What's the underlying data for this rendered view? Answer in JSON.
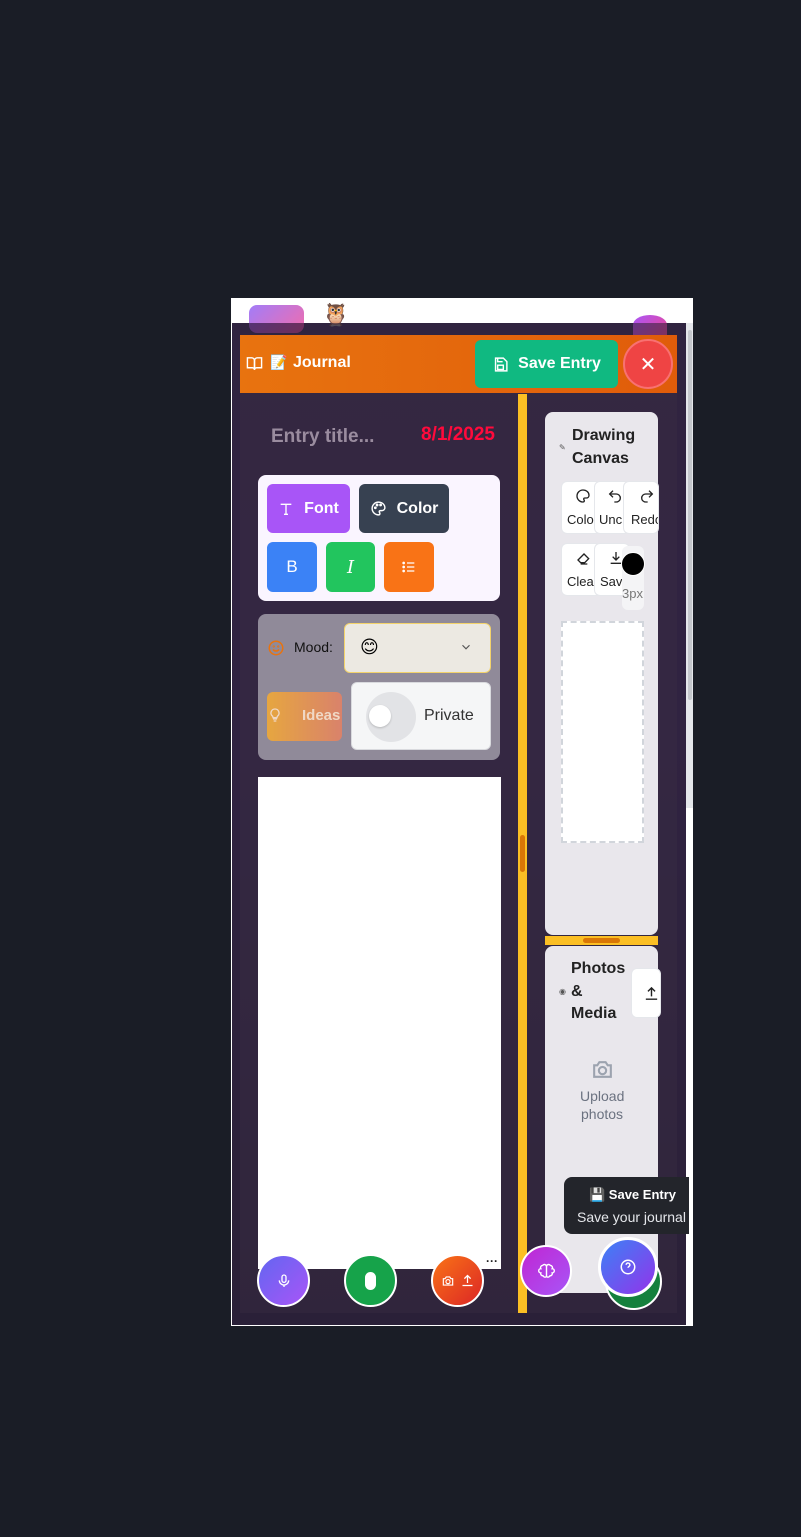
{
  "header": {
    "title": "Journal",
    "save_label": "Save Entry",
    "close_symbol": "✕",
    "colors": {
      "start": "#e8730f",
      "end": "#e05c0a"
    }
  },
  "entry": {
    "title_placeholder": "Entry title...",
    "date": "8/1/2025"
  },
  "toolbar": {
    "font_label": "Font",
    "color_label": "Color",
    "bold_icon": "B",
    "italic_icon": "I"
  },
  "mood": {
    "label": "Mood:",
    "selected": "😊"
  },
  "ideas": {
    "label": "Ideas"
  },
  "privacy": {
    "label": "Private",
    "enabled": false
  },
  "drawing": {
    "title_line1": "Drawing",
    "title_line2": "Canvas",
    "tools": [
      {
        "label": "Colo",
        "icon": "palette-icon"
      },
      {
        "label": "Unc",
        "icon": "undo-icon"
      },
      {
        "label": "Redo",
        "icon": "redo-icon"
      },
      {
        "label": "Clea",
        "icon": "eraser-icon"
      },
      {
        "label": "Sav",
        "icon": "download-icon"
      }
    ],
    "brush_size": "3px"
  },
  "photos": {
    "title_line1": "Photos",
    "title_line2": "&",
    "title_line3": "Media",
    "upload_line1": "Upload",
    "upload_line2": "photos"
  },
  "tooltip": {
    "title": "💾 Save Entry",
    "subtitle": "Save your journal"
  },
  "more_dots": "···",
  "app": {
    "owl_emoji": "🦉"
  }
}
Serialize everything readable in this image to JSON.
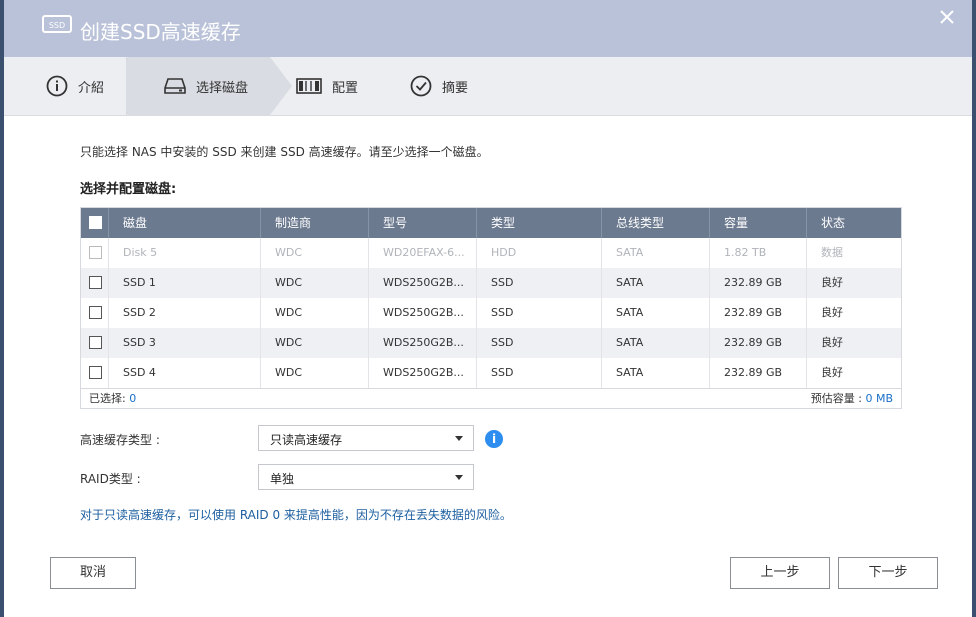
{
  "window": {
    "title": "创建SSD高速缓存",
    "title_icon": "ssd-icon",
    "close_icon": "close-icon"
  },
  "steps": [
    {
      "label": "介紹",
      "icon": "info-circle-icon",
      "active": false
    },
    {
      "label": "选择磁盘",
      "icon": "disk-drive-icon",
      "active": true
    },
    {
      "label": "配置",
      "icon": "config-icon",
      "active": false
    },
    {
      "label": "摘要",
      "icon": "check-circle-icon",
      "active": false
    }
  ],
  "intro_text": "只能选择 NAS 中安装的 SSD 来创建 SSD 高速缓存。请至少选择一个磁盘。",
  "section_title": "选择并配置磁盘:",
  "table": {
    "columns": [
      "磁盘",
      "制造商",
      "型号",
      "类型",
      "总线类型",
      "容量",
      "状态"
    ],
    "rows": [
      {
        "cells": [
          "Disk 5",
          "WDC",
          "WD20EFAX-6...",
          "HDD",
          "SATA",
          "1.82 TB",
          "数据"
        ],
        "disabled": true
      },
      {
        "cells": [
          "SSD 1",
          "WDC",
          "WDS250G2B...",
          "SSD",
          "SATA",
          "232.89 GB",
          "良好"
        ],
        "disabled": false
      },
      {
        "cells": [
          "SSD 2",
          "WDC",
          "WDS250G2B...",
          "SSD",
          "SATA",
          "232.89 GB",
          "良好"
        ],
        "disabled": false
      },
      {
        "cells": [
          "SSD 3",
          "WDC",
          "WDS250G2B...",
          "SSD",
          "SATA",
          "232.89 GB",
          "良好"
        ],
        "disabled": false
      },
      {
        "cells": [
          "SSD 4",
          "WDC",
          "WDS250G2B...",
          "SSD",
          "SATA",
          "232.89 GB",
          "良好"
        ],
        "disabled": false
      }
    ],
    "footer": {
      "selected_label": "已选择: ",
      "selected_value": "0",
      "capacity_label": "预估容量 : ",
      "capacity_value": "0 MB"
    }
  },
  "cache_type": {
    "label": "高速缓存类型 :",
    "value": "只读高速缓存"
  },
  "raid_type": {
    "label": "RAID类型 :",
    "value": "单独"
  },
  "note": "对于只读高速缓存，可以使用 RAID 0 来提高性能，因为不存在丢失数据的风险。",
  "buttons": {
    "cancel": "取消",
    "back": "上一步",
    "next": "下一步"
  },
  "colors": {
    "accent": "#1a6fc9",
    "header": "#6c7a90",
    "titlebar": "#b9c2d8",
    "info": "#2d8ef0"
  }
}
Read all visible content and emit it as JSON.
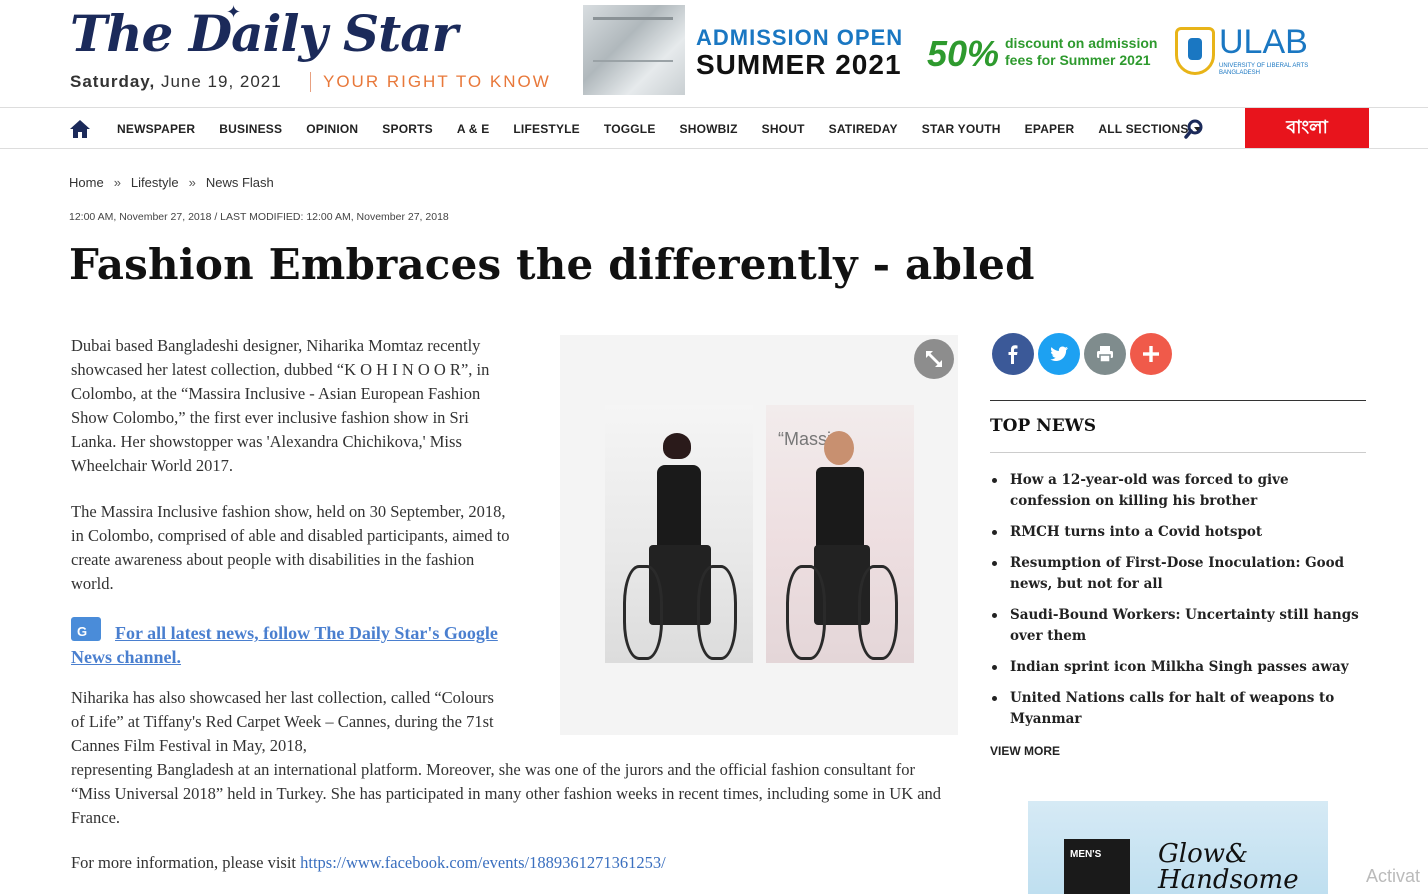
{
  "header": {
    "logo": "The Daily Star",
    "date_day": "Saturday,",
    "date_rest": "June 19, 2021",
    "tagline": "YOUR RIGHT TO KNOW"
  },
  "ad": {
    "admission": "ADMISSION OPEN",
    "summer": "SUMMER 2021",
    "percent": "50%",
    "discount": "discount on admission fees for Summer 2021",
    "brand": "ULAB",
    "brand_sub": "UNIVERSITY OF LIBERAL ARTS BANGLADESH"
  },
  "nav": {
    "items": [
      "NEWSPAPER",
      "BUSINESS",
      "OPINION",
      "SPORTS",
      "A & E",
      "LIFESTYLE",
      "TOGGLE",
      "SHOWBIZ",
      "SHOUT",
      "SATIREDAY",
      "STAR YOUTH",
      "EPAPER"
    ],
    "all_sections": "ALL SECTIONS",
    "bangla": "বাংলা"
  },
  "breadcrumb": [
    "Home",
    "Lifestyle",
    "News Flash"
  ],
  "timestamp": "12:00 AM, November 27, 2018 / LAST MODIFIED: 12:00 AM, November 27, 2018",
  "headline": "Fashion Embraces the differently - abled",
  "article": {
    "p1": "Dubai based Bangladeshi designer, Niharika Momtaz recently showcased her latest collection, dubbed “K O H I N O O R”, in Colombo, at the “Massira Inclusive - Asian European Fashion Show Colombo,” the first ever inclusive fashion show in Sri Lanka. Her showstopper was 'Alexandra Chichikova,' Miss Wheelchair World 2017.",
    "p2": "The Massira Inclusive fashion show, held on 30 September, 2018, in Colombo, comprised of able and disabled participants, aimed to create awareness about people with disabilities in the fashion world.",
    "gnews": "For all latest news, follow The Daily Star's Google News channel.",
    "p3a": "Niharika has also showcased her last collection, called “Colours of Life” at Tiffany's Red Carpet Week – Cannes, during the 71st Cannes Film Festival in May, 2018,",
    "p3b": "representing Bangladesh at an international platform. Moreover, she was one of the jurors and the official fashion consultant for “Miss Universal 2018” held in Turkey. She has participated in many other fashion weeks in recent times, including some in UK and France.",
    "p4_prefix": "For more information, please visit ",
    "p4_link": "https://www.facebook.com/events/1889361271361253/"
  },
  "photo": {
    "backdrop_text": "“Massi"
  },
  "sidebar": {
    "top_news_title": "TOP NEWS",
    "news": [
      "How a 12-year-old was forced to give confession on killing his brother",
      "RMCH turns into a Covid hotspot",
      "Resumption of First-Dose Inoculation: Good news, but not for all",
      "Saudi-Bound Workers: Uncertainty still hangs over them",
      "Indian sprint icon Milkha Singh passes away",
      "United Nations calls for halt of weapons to Myanmar"
    ],
    "view_more": "VIEW MORE",
    "share_colors": {
      "facebook": "#3b5998",
      "twitter": "#1da1f2",
      "print": "#7f8c8d",
      "more": "#f05a4a"
    }
  },
  "side_ad": {
    "product": "MEN'S",
    "title_1": "Glow&",
    "title_2": "Handsome"
  },
  "watermark": "Activat",
  "colors": {
    "accent_red": "#e8141c",
    "tagline_orange": "#e8783a",
    "link_blue": "#4a7fcf"
  }
}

▶ **GIVEN REQUEST**
The records above are to be quoted exactly, with all pictures left out.

▶ **COMPLETE RESPONSE**
What's the underlying data for this rendered view? Answer in JSON.
{
  "header": {
    "title": "Journal",
    "save_label": "Save Entry",
    "close_symbol": "✕",
    "colors": {
      "start": "#e8730f",
      "end": "#e05c0a"
    }
  },
  "entry": {
    "title_placeholder": "Entry title...",
    "date": "8/1/2025"
  },
  "toolbar": {
    "font_label": "Font",
    "color_label": "Color",
    "bold_icon": "B",
    "italic_icon": "I"
  },
  "mood": {
    "label": "Mood:",
    "selected": "😊"
  },
  "ideas": {
    "label": "Ideas"
  },
  "privacy": {
    "label": "Private",
    "enabled": false
  },
  "drawing": {
    "title_line1": "Drawing",
    "title_line2": "Canvas",
    "tools": [
      {
        "label": "Colo",
        "icon": "palette-icon"
      },
      {
        "label": "Unc",
        "icon": "undo-icon"
      },
      {
        "label": "Redo",
        "icon": "redo-icon"
      },
      {
        "label": "Clea",
        "icon": "eraser-icon"
      },
      {
        "label": "Sav",
        "icon": "download-icon"
      }
    ],
    "brush_size": "3px"
  },
  "photos": {
    "title_line1": "Photos",
    "title_line2": "&",
    "title_line3": "Media",
    "upload_line1": "Upload",
    "upload_line2": "photos"
  },
  "tooltip": {
    "title": "💾 Save Entry",
    "subtitle": "Save your journal"
  },
  "more_dots": "···",
  "app": {
    "owl_emoji": "🦉"
  }
}
Serialize everything readable in this image to JSON.
{
  "window": {
    "title": "创建SSD高速缓存",
    "title_icon": "ssd-icon",
    "close_icon": "close-icon"
  },
  "steps": [
    {
      "label": "介紹",
      "icon": "info-circle-icon",
      "active": false
    },
    {
      "label": "选择磁盘",
      "icon": "disk-drive-icon",
      "active": true
    },
    {
      "label": "配置",
      "icon": "config-icon",
      "active": false
    },
    {
      "label": "摘要",
      "icon": "check-circle-icon",
      "active": false
    }
  ],
  "intro_text": "只能选择 NAS 中安装的 SSD 来创建 SSD 高速缓存。请至少选择一个磁盘。",
  "section_title": "选择并配置磁盘:",
  "table": {
    "columns": [
      "磁盘",
      "制造商",
      "型号",
      "类型",
      "总线类型",
      "容量",
      "状态"
    ],
    "rows": [
      {
        "cells": [
          "Disk 5",
          "WDC",
          "WD20EFAX-6...",
          "HDD",
          "SATA",
          "1.82 TB",
          "数据"
        ],
        "disabled": true
      },
      {
        "cells": [
          "SSD 1",
          "WDC",
          "WDS250G2B...",
          "SSD",
          "SATA",
          "232.89 GB",
          "良好"
        ],
        "disabled": false
      },
      {
        "cells": [
          "SSD 2",
          "WDC",
          "WDS250G2B...",
          "SSD",
          "SATA",
          "232.89 GB",
          "良好"
        ],
        "disabled": false
      },
      {
        "cells": [
          "SSD 3",
          "WDC",
          "WDS250G2B...",
          "SSD",
          "SATA",
          "232.89 GB",
          "良好"
        ],
        "disabled": false
      },
      {
        "cells": [
          "SSD 4",
          "WDC",
          "WDS250G2B...",
          "SSD",
          "SATA",
          "232.89 GB",
          "良好"
        ],
        "disabled": false
      }
    ],
    "footer": {
      "selected_label": "已选择: ",
      "selected_value": "0",
      "capacity_label": "预估容量 : ",
      "capacity_value": "0 MB"
    }
  },
  "cache_type": {
    "label": "高速缓存类型 :",
    "value": "只读高速缓存"
  },
  "raid_type": {
    "label": "RAID类型 :",
    "value": "单独"
  },
  "note": "对于只读高速缓存，可以使用 RAID 0 来提高性能，因为不存在丢失数据的风险。",
  "buttons": {
    "cancel": "取消",
    "back": "上一步",
    "next": "下一步"
  },
  "colors": {
    "accent": "#1a6fc9",
    "header": "#6c7a90",
    "titlebar": "#b9c2d8",
    "info": "#2d8ef0"
  }
}
Read all visible content and emit it as JSON.
{
  "header": {
    "logo": "The Daily Star",
    "date_day": "Saturday,",
    "date_rest": "June 19, 2021",
    "tagline": "YOUR RIGHT TO KNOW"
  },
  "ad": {
    "admission": "ADMISSION OPEN",
    "summer": "SUMMER 2021",
    "percent": "50%",
    "discount": "discount on admission fees for Summer 2021",
    "brand": "ULAB",
    "brand_sub": "UNIVERSITY OF LIBERAL ARTS BANGLADESH"
  },
  "nav": {
    "items": [
      "NEWSPAPER",
      "BUSINESS",
      "OPINION",
      "SPORTS",
      "A & E",
      "LIFESTYLE",
      "TOGGLE",
      "SHOWBIZ",
      "SHOUT",
      "SATIREDAY",
      "STAR YOUTH",
      "EPAPER"
    ],
    "all_sections": "ALL SECTIONS",
    "bangla": "বাংলা"
  },
  "breadcrumb": [
    "Home",
    "Lifestyle",
    "News Flash"
  ],
  "timestamp": "12:00 AM, November 27, 2018 / LAST MODIFIED: 12:00 AM, November 27, 2018",
  "headline": "Fashion Embraces the differently - abled",
  "article": {
    "p1": "Dubai based Bangladeshi designer, Niharika Momtaz recently showcased her latest collection, dubbed “K O H I N O O R”, in Colombo, at the “Massira Inclusive - Asian European Fashion Show Colombo,” the first ever inclusive fashion show in Sri Lanka. Her showstopper was 'Alexandra Chichikova,' Miss Wheelchair World 2017.",
    "p2": "The Massira Inclusive fashion show, held on 30 September, 2018, in Colombo, comprised of able and disabled participants, aimed to create awareness about people with disabilities in the fashion world.",
    "gnews": "For all latest news, follow The Daily Star's Google News channel.",
    "p3a": "Niharika has also showcased her last collection, called “Colours of Life” at Tiffany's Red Carpet Week – Cannes, during the 71st Cannes Film Festival in May, 2018,",
    "p3b": "representing Bangladesh at an international platform. Moreover, she was one of the jurors and the official fashion consultant for “Miss Universal 2018” held in Turkey. She has participated in many other fashion weeks in recent times, including some in UK and France.",
    "p4_prefix": "For more information, please visit ",
    "p4_link": "https://www.facebook.com/events/1889361271361253/"
  },
  "photo": {
    "backdrop_text": "“Massi"
  },
  "sidebar": {
    "top_news_title": "TOP NEWS",
    "news": [
      "How a 12-year-old was forced to give confession on killing his brother",
      "RMCH turns into a Covid hotspot",
      "Resumption of First-Dose Inoculation: Good news, but not for all",
      "Saudi-Bound Workers: Uncertainty still hangs over them",
      "Indian sprint icon Milkha Singh passes away",
      "United Nations calls for halt of weapons to Myanmar"
    ],
    "view_more": "VIEW MORE",
    "share_colors": {
      "facebook": "#3b5998",
      "twitter": "#1da1f2",
      "print": "#7f8c8d",
      "more": "#f05a4a"
    }
  },
  "side_ad": {
    "product": "MEN'S",
    "title_1": "Glow&",
    "title_2": "Handsome"
  },
  "watermark": "Activat",
  "colors": {
    "accent_red": "#e8141c",
    "tagline_orange": "#e8783a",
    "link_blue": "#4a7fcf"
  }
}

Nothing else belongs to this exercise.